**INPUT RECORDS**
----------------------------------------

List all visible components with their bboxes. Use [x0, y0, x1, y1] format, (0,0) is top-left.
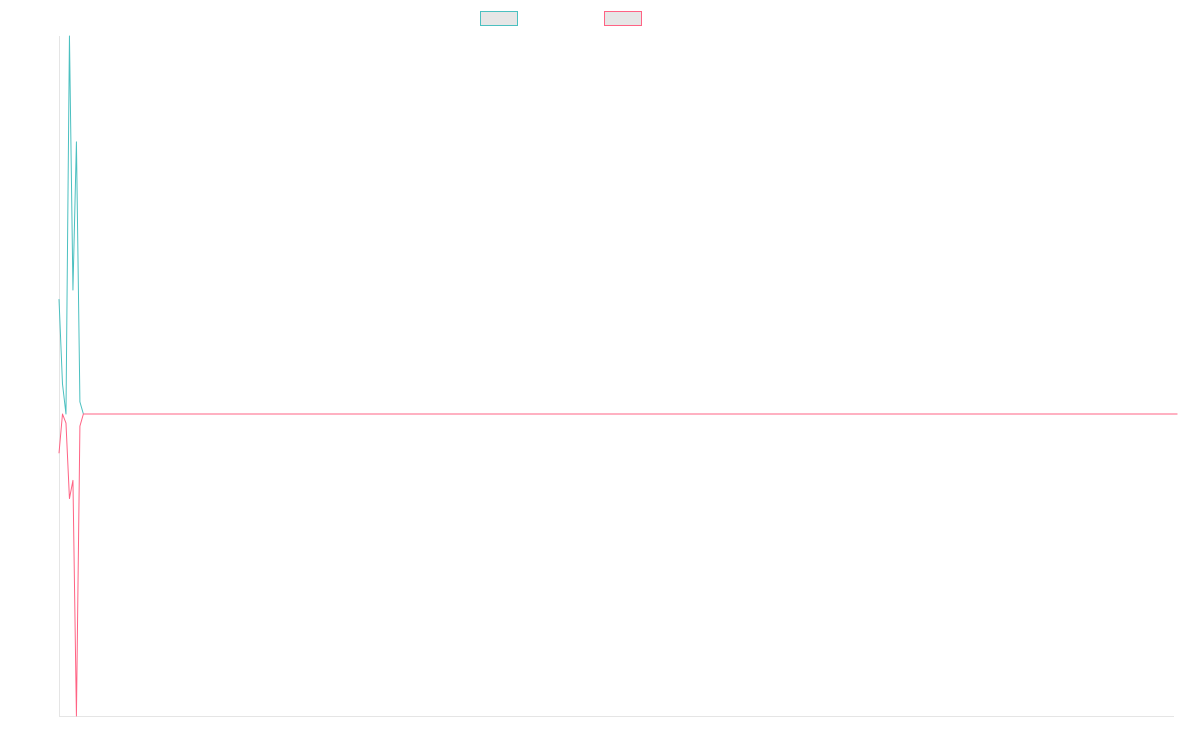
series-line-2 [58, 413, 1178, 717]
legend [0, 9, 1200, 27]
legend-swatch-series-2 [604, 10, 642, 26]
legend-item-series-1[interactable] [480, 9, 524, 27]
legend-item-series-2[interactable] [604, 9, 648, 27]
legend-swatch-series-1 [480, 10, 518, 26]
series-line-1 [58, 35, 1174, 415]
series-layer [58, 35, 1178, 717]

----------------------------------------

Copy every line of the records above word for word, omitting the pictures.

List all visible components with their bboxes. Use [x0, y0, x1, y1] format, (0,0) is top-left.
series-line-2 [58, 413, 1178, 717]
legend [0, 9, 1200, 27]
legend-swatch-series-2 [604, 10, 642, 26]
legend-item-series-1[interactable] [480, 9, 524, 27]
legend-item-series-2[interactable] [604, 9, 648, 27]
legend-swatch-series-1 [480, 10, 518, 26]
series-line-1 [58, 35, 1174, 415]
series-layer [58, 35, 1178, 717]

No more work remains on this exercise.